*Data records:*
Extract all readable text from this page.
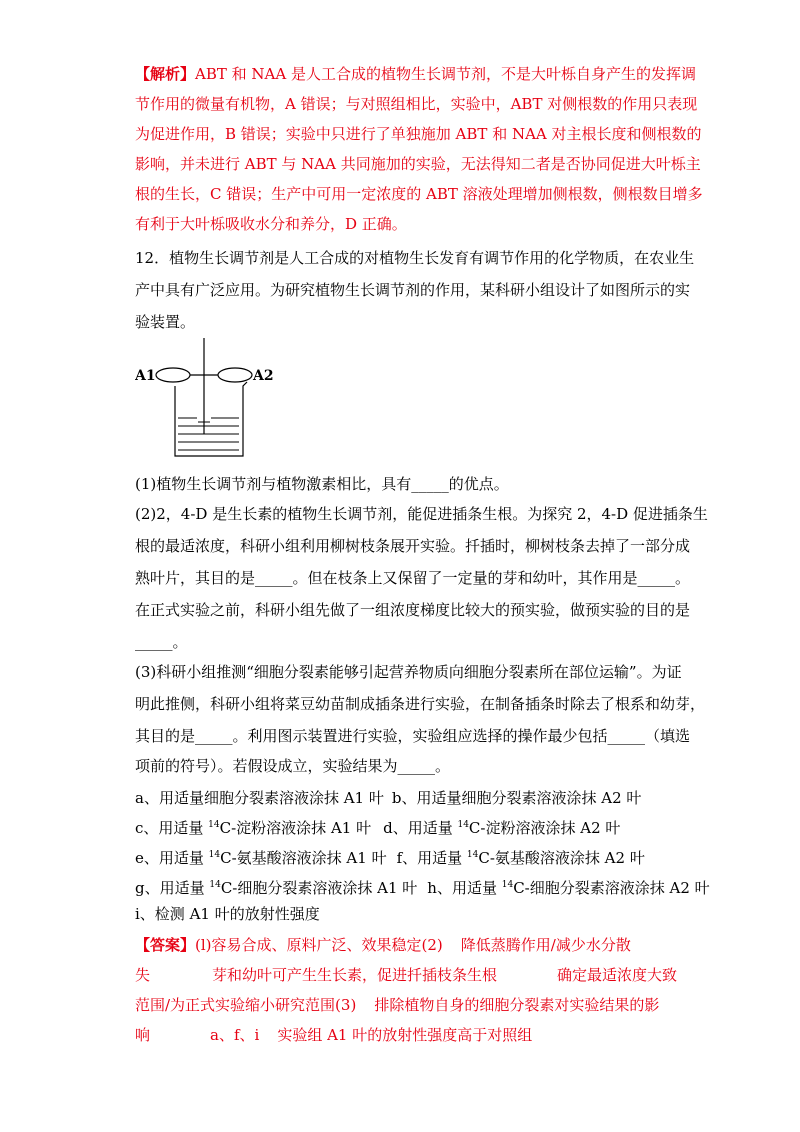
【解析】ABT 和 NAA 是人工合成的植物生长调节剂，不是大叶栎自身产生的发挥调
节作用的微量有机物，A 错误；与对照组相比，实验中，ABT 对侧根数的作用只表现
为促进作用，B 错误；实验中只进行了单独施加 ABT 和 NAA 对主根长度和侧根数的
影响，并未进行 ABT 与 NAA 共同施加的实验，无法得知二者是否协同促进大叶栎主
根的生长，C 错误；生产中可用一定浓度的 ABT 溶液处理增加侧根数，侧根数目增多
有利于大叶栎吸收水分和养分，D 正确。
12．植物生长调节剂是人工合成的对植物生长发育有调节作用的化学物质，在农业生
产中具有广泛应用。为研究植物生长调节剂的作用，某科研小组设计了如图所示的实
验装置。
A1	A2
(1)植物生长调节剂与植物激素相比，具有_____的优点。
(2)2，4-D 是生长素的植物生长调节剂，能促进插条生根。为探究 2，4-D 促进插条生
根的最适浓度，科研小组利用柳树枝条展开实验。扦插时，柳树枝条去掉了一部分成
熟叶片，其目的是_____。但在枝条上又保留了一定量的芽和幼叶，其作用是_____。
在正式实验之前，科研小组先做了一组浓度梯度比较大的预实验，做预实验的目的是
_____。
(3)科研小组推测“细胞分裂素能够引起营养物质向细胞分裂素所在部位运输”。为证
明此推侧，科研小组将菜豆幼苗制成插条进行实验，在制备插条时除去了根系和幼芽，
其目的是_____。利用图示装置进行实验，实验组应选择的操作最少包括_____（填选
项前的符号）。若假设成立，实验结果为_____。
a、用适量细胞分裂素溶液涂抹 A1 叶 b、用适量细胞分裂素溶液涂抹 A2 叶
c、用适量 $^{14}$C-淀粉溶液涂抹 A1 叶 d、用适量 $^{14}$C-淀粉溶液涂抹 A2 叶
e、用适量 $^{14}$C-氨基酸溶液涂抹 A1 叶 f、用适量 $^{14}$C-氨基酸溶液涂抹 A2 叶
g、用适量 $^{14}$C-细胞分裂素溶液涂抹 A1 叶 h、用适量 $^{14}$C-细胞分裂素溶液涂抹 A2 叶
i、检测 A1 叶的放射性强度
【答案】(l)容易合成、原料广泛、效果稳定(2) 降低蒸腾作用/减少水分散
失	芽和幼叶可产生生长素，促进扦插枝条生根	确定最适浓度大致
范围/为正式实验缩小研究范围(3) 排除植物自身的细胞分裂素对实验结果的影
响	a、f、i 实验组 A1 叶的放射性强度高于对照组
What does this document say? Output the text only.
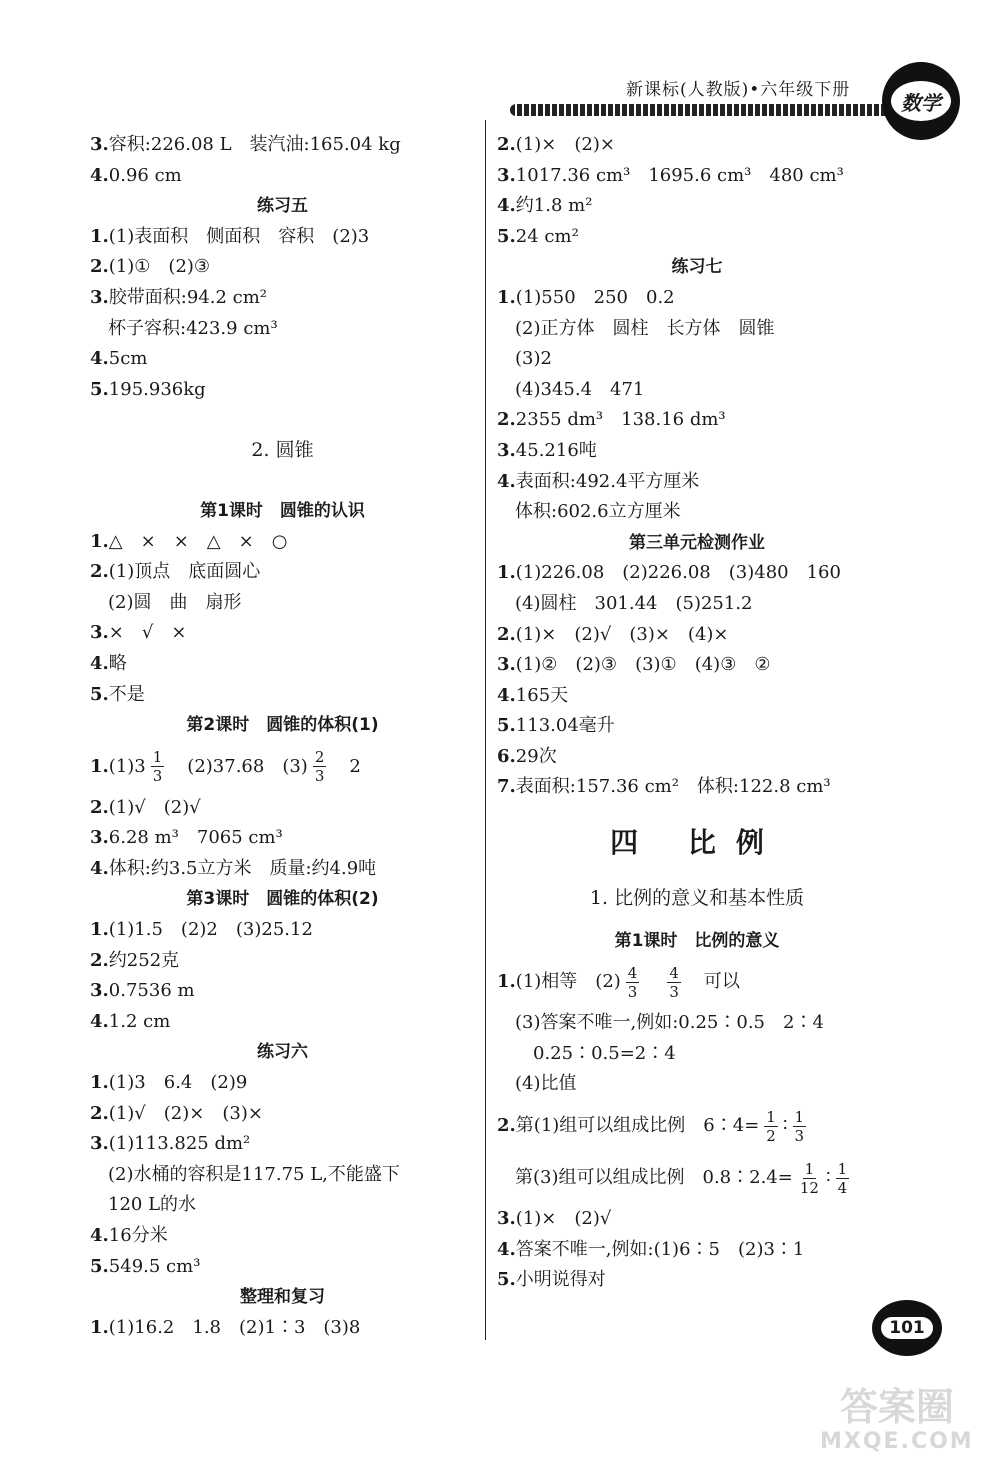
新课标(人教版)•六年级下册
数学
3.容积:226.08 L　装汽油:165.04 kg
4.0.96 cm
练习五
1.(1)表面积　侧面积　容积　(2)3
2.(1)①　(2)③
3.胶带面积:94.2 cm²
杯子容积:423.9 cm³
4.5cm
5.195.936kg
2. 圆锥
第1课时　圆锥的认识
1.△　×　×　△　×　○
2.(1)顶点　底面圆心
(2)圆　曲　扇形
3.×　√　×
4.略
5.不是
第2课时　圆锥的体积(1)
$1.(1)3 \frac{1}{3}$ 　(2)37.68　$(3) \frac{2}{3}$ 　2
2.(1)√　(2)√
3.6.28 m³　7065 cm³
4.体积:约3.5立方米　质量:约4.9吨
第3课时　圆锥的体积(2)
1.(1)1.5　(2)2　(3)25.12
2.约252克
3.0.7536 m
4.1.2 cm
练习六
1.(1)3　6.4　(2)9
2.(1)√　(2)×　(3)×
3.(1)113.825 dm²
(2)水桶的容积是117.75 L,不能盛下
120 L的水
4.16分米
5.549.5 cm³
整理和复习
1.(1)16.2　1.8　(2)1∶3　(3)8
2.(1)×　(2)×
3.1017.36 cm³　1695.6 cm³　480 cm³
4.约1.8 m²
5.24 cm²
练习七
1.(1)550　250　0.2
(2)正方体　圆柱　长方体　圆锥
(3)2
(4)345.4　471
2.2355 dm³　138.16 dm³
3.45.216吨
4.表面积:492.4平方厘米
体积:602.6立方厘米
第三单元检测作业
1.(1)226.08　(2)226.08　(3)480　160
(4)圆柱　301.44　(5)251.2
2.(1)×　(2)√　(3)×　(4)×
3.(1)②　(2)③　(3)①　(4)③　②
4.165天
5.113.04毫升
6.29次
7.表面积:157.36 cm²　体积:122.8 cm³
四 比例
1. 比例的意义和基本性质
第1课时　比例的意义
1.(1)相等　$(2) \frac{4}{3}$
　 $\frac{4}{3}$ 　可以
(3)答案不唯一,例如:0.25∶0.5　2∶4
　0.25∶0.5=2∶4
(4)比值
2.第(1)组可以组成比例　6∶4= $\frac{1}{2}$ ∶ $\frac{1}{3}$
第(3)组可以组成比例　0.8∶2.4= $\frac{1}{12}$ ∶ $\frac{1}{4}$
3.(1)×　(2)√
4.答案不唯一,例如:(1)6∶5　(2)3∶1
5.小明说得对
101
答案圈
MXQE.COM
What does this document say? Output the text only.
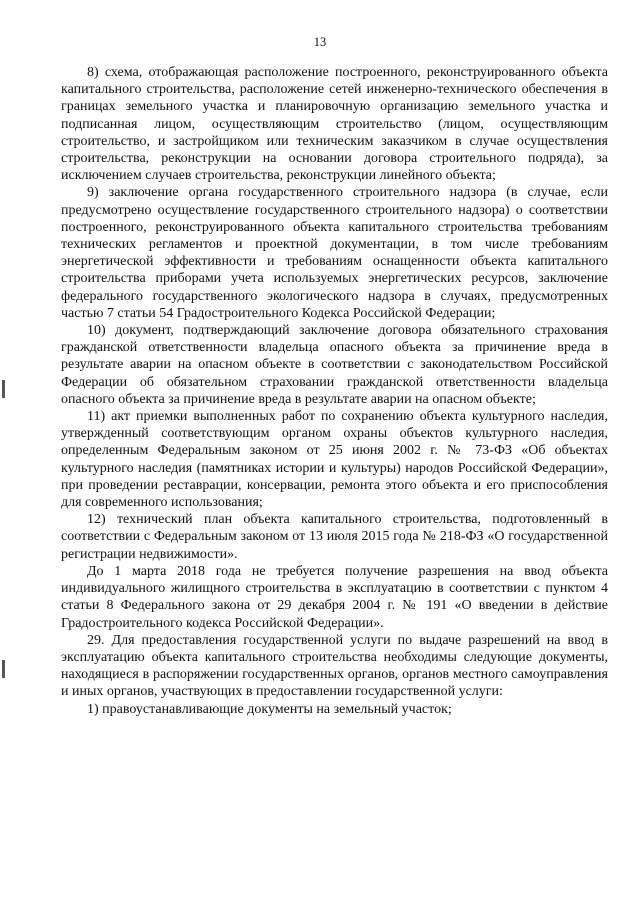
13

8) схема, отображающая расположение построенного, реконструированного объекта капитального строительства, расположение сетей инженерно-технического обеспечения в границах земельного участка и планировочную организацию земельного участка и подписанная лицом, осуществляющим строительство (лицом, осуществляющим строительство, и застройщиком или техническим заказчиком в случае осуществления строительства, реконструкции на основании договора строительного подряда), за исключением случаев строительства, реконструкции линейного объекта;

9) заключение органа государственного строительного надзора (в случае, если предусмотрено осуществление государственного строительного надзора) о соответствии построенного, реконструированного объекта капитального строительства требованиям технических регламентов и проектной документации, в том числе требованиям энергетической эффективности и требованиям оснащенности объекта капитального строительства приборами учета используемых энергетических ресурсов, заключение федерального государственного экологического надзора в случаях, предусмотренных частью 7 статьи 54 Градостроительного Кодекса Российской Федерации;

10) документ, подтверждающий заключение договора обязательного страхования гражданской ответственности владельца опасного объекта за причинение вреда в результате аварии на опасном объекте в соответствии с законодательством Российской Федерации об обязательном страховании гражданской ответственности владельца опасного объекта за причинение вреда в результате аварии на опасном объекте;

11) акт приемки выполненных работ по сохранению объекта культурного наследия, утвержденный соответствующим органом охраны объектов культурного наследия, определенным Федеральным законом от 25 июня 2002 г. № 73-ФЗ «Об объектах культурного наследия (памятниках истории и культуры) народов Российской Федерации», при проведении реставрации, консервации, ремонта этого объекта и его приспособления для современного использования;

12) технический план объекта капитального строительства, подготовленный в соответствии с Федеральным законом от 13 июля 2015 года № 218-ФЗ «О государственной регистрации недвижимости».

До 1 марта 2018 года не требуется получение разрешения на ввод объекта индивидуального жилищного строительства в эксплуатацию в соответствии с пунктом 4 статьи 8 Федерального закона от 29 декабря 2004 г. № 191 «О введении в действие Градостроительного кодекса Российской Федерации».

29. Для предоставления государственной услуги по выдаче разрешений на ввод в эксплуатацию объекта капитального строительства необходимы следующие документы, находящиеся в распоряжении государственных органов, органов местного самоуправления и иных органов, участвующих в предоставлении государственной услуги:

1) правоустанавливающие документы на земельный участок;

*Written exercise:* Make an exact copy of all the material, but keep the pictures out of it.

*Correct answer:*
Extract all readable text from this page.
【解析】ABT 和 NAA 是人工合成的植物生长调节剂，不是大叶栎自身产生的发挥调
节作用的微量有机物，A 错误；与对照组相比，实验中，ABT 对侧根数的作用只表现
为促进作用，B 错误；实验中只进行了单独施加 ABT 和 NAA 对主根长度和侧根数的
影响，并未进行 ABT 与 NAA 共同施加的实验，无法得知二者是否协同促进大叶栎主
根的生长，C 错误；生产中可用一定浓度的 ABT 溶液处理增加侧根数，侧根数目增多
有利于大叶栎吸收水分和养分，D 正确。
12．植物生长调节剂是人工合成的对植物生长发育有调节作用的化学物质，在农业生
产中具有广泛应用。为研究植物生长调节剂的作用，某科研小组设计了如图所示的实
验装置。
A1	A2
(1)植物生长调节剂与植物激素相比，具有_____的优点。
(2)2，4-D 是生长素的植物生长调节剂，能促进插条生根。为探究 2，4-D 促进插条生
根的最适浓度，科研小组利用柳树枝条展开实验。扦插时，柳树枝条去掉了一部分成
熟叶片，其目的是_____。但在枝条上又保留了一定量的芽和幼叶，其作用是_____。
在正式实验之前，科研小组先做了一组浓度梯度比较大的预实验，做预实验的目的是
_____。
(3)科研小组推测“细胞分裂素能够引起营养物质向细胞分裂素所在部位运输”。为证
明此推侧，科研小组将菜豆幼苗制成插条进行实验，在制备插条时除去了根系和幼芽，
其目的是_____。利用图示装置进行实验，实验组应选择的操作最少包括_____（填选
项前的符号）。若假设成立，实验结果为_____。
a、用适量细胞分裂素溶液涂抹 A1 叶 b、用适量细胞分裂素溶液涂抹 A2 叶
c、用适量 $^{14}$C-淀粉溶液涂抹 A1 叶 d、用适量 $^{14}$C-淀粉溶液涂抹 A2 叶
e、用适量 $^{14}$C-氨基酸溶液涂抹 A1 叶 f、用适量 $^{14}$C-氨基酸溶液涂抹 A2 叶
g、用适量 $^{14}$C-细胞分裂素溶液涂抹 A1 叶 h、用适量 $^{14}$C-细胞分裂素溶液涂抹 A2 叶
i、检测 A1 叶的放射性强度
【答案】(l)容易合成、原料广泛、效果稳定(2) 降低蒸腾作用/减少水分散
失	芽和幼叶可产生生长素，促进扦插枝条生根	确定最适浓度大致
范围/为正式实验缩小研究范围(3) 排除植物自身的细胞分裂素对实验结果的影
响	a、f、i 实验组 A1 叶的放射性强度高于对照组
What does this document say? Output the text only.
新课标(人教版)•六年级下册
数学
3.容积:226.08 L　装汽油:165.04 kg
4.0.96 cm
练习五
1.(1)表面积　侧面积　容积　(2)3
2.(1)①　(2)③
3.胶带面积:94.2 cm²
杯子容积:423.9 cm³
4.5cm
5.195.936kg
2. 圆锥
第1课时　圆锥的认识
1.△　×　×　△　×　○
2.(1)顶点　底面圆心
(2)圆　曲　扇形
3.×　√　×
4.略
5.不是
第2课时　圆锥的体积(1)
$1.(1)3 \frac{1}{3}$ 　(2)37.68　$(3) \frac{2}{3}$ 　2
2.(1)√　(2)√
3.6.28 m³　7065 cm³
4.体积:约3.5立方米　质量:约4.9吨
第3课时　圆锥的体积(2)
1.(1)1.5　(2)2　(3)25.12
2.约252克
3.0.7536 m
4.1.2 cm
练习六
1.(1)3　6.4　(2)9
2.(1)√　(2)×　(3)×
3.(1)113.825 dm²
(2)水桶的容积是117.75 L,不能盛下
120 L的水
4.16分米
5.549.5 cm³
整理和复习
1.(1)16.2　1.8　(2)1∶3　(3)8
2.(1)×　(2)×
3.1017.36 cm³　1695.6 cm³　480 cm³
4.约1.8 m²
5.24 cm²
练习七
1.(1)550　250　0.2
(2)正方体　圆柱　长方体　圆锥
(3)2
(4)345.4　471
2.2355 dm³　138.16 dm³
3.45.216吨
4.表面积:492.4平方厘米
体积:602.6立方厘米
第三单元检测作业
1.(1)226.08　(2)226.08　(3)480　160
(4)圆柱　301.44　(5)251.2
2.(1)×　(2)√　(3)×　(4)×
3.(1)②　(2)③　(3)①　(4)③　②
4.165天
5.113.04毫升
6.29次
7.表面积:157.36 cm²　体积:122.8 cm³
四 比例
1. 比例的意义和基本性质
第1课时　比例的意义
1.(1)相等　$(2) \frac{4}{3}$
　 $\frac{4}{3}$ 　可以
(3)答案不唯一,例如:0.25∶0.5　2∶4
　0.25∶0.5=2∶4
(4)比值
2.第(1)组可以组成比例　6∶4= $\frac{1}{2}$ ∶ $\frac{1}{3}$
第(3)组可以组成比例　0.8∶2.4= $\frac{1}{12}$ ∶ $\frac{1}{4}$
3.(1)×　(2)√
4.答案不唯一,例如:(1)6∶5　(2)3∶1
5.小明说得对
101
答案圈
MXQE.COM
What does this document say? Output the text only.
13

8) схема, отображающая расположение построенного, реконструированного объекта капитального строительства, расположение сетей инженерно-технического обеспечения в границах земельного участка и планировочную организацию земельного участка и подписанная лицом, осуществляющим строительство (лицом, осуществляющим строительство, и застройщиком или техническим заказчиком в случае осуществления строительства, реконструкции на основании договора строительного подряда), за исключением случаев строительства, реконструкции линейного объекта;

9) заключение органа государственного строительного надзора (в случае, если предусмотрено осуществление государственного строительного надзора) о соответствии построенного, реконструированного объекта капитального строительства требованиям технических регламентов и проектной документации, в том числе требованиям энергетической эффективности и требованиям оснащенности объекта капитального строительства приборами учета используемых энергетических ресурсов, заключение федерального государственного экологического надзора в случаях, предусмотренных частью 7 статьи 54 Градостроительного Кодекса Российской Федерации;

10) документ, подтверждающий заключение договора обязательного страхования гражданской ответственности владельца опасного объекта за причинение вреда в результате аварии на опасном объекте в соответствии с законодательством Российской Федерации об обязательном страховании гражданской ответственности владельца опасного объекта за причинение вреда в результате аварии на опасном объекте;

11) акт приемки выполненных работ по сохранению объекта культурного наследия, утвержденный соответствующим органом охраны объектов культурного наследия, определенным Федеральным законом от 25 июня 2002 г. № 73-ФЗ «Об объектах культурного наследия (памятниках истории и культуры) народов Российской Федерации», при проведении реставрации, консервации, ремонта этого объекта и его приспособления для современного использования;

12) технический план объекта капитального строительства, подготовленный в соответствии с Федеральным законом от 13 июля 2015 года № 218-ФЗ «О государственной регистрации недвижимости».

До 1 марта 2018 года не требуется получение разрешения на ввод объекта индивидуального жилищного строительства в эксплуатацию в соответствии с пунктом 4 статьи 8 Федерального закона от 29 декабря 2004 г. № 191 «О введении в действие Градостроительного кодекса Российской Федерации».

29. Для предоставления государственной услуги по выдаче разрешений на ввод в эксплуатацию объекта капитального строительства необходимы следующие документы, находящиеся в распоряжении государственных органов, органов местного самоуправления и иных органов, участвующих в предоставлении государственной услуги:

1) правоустанавливающие документы на земельный участок;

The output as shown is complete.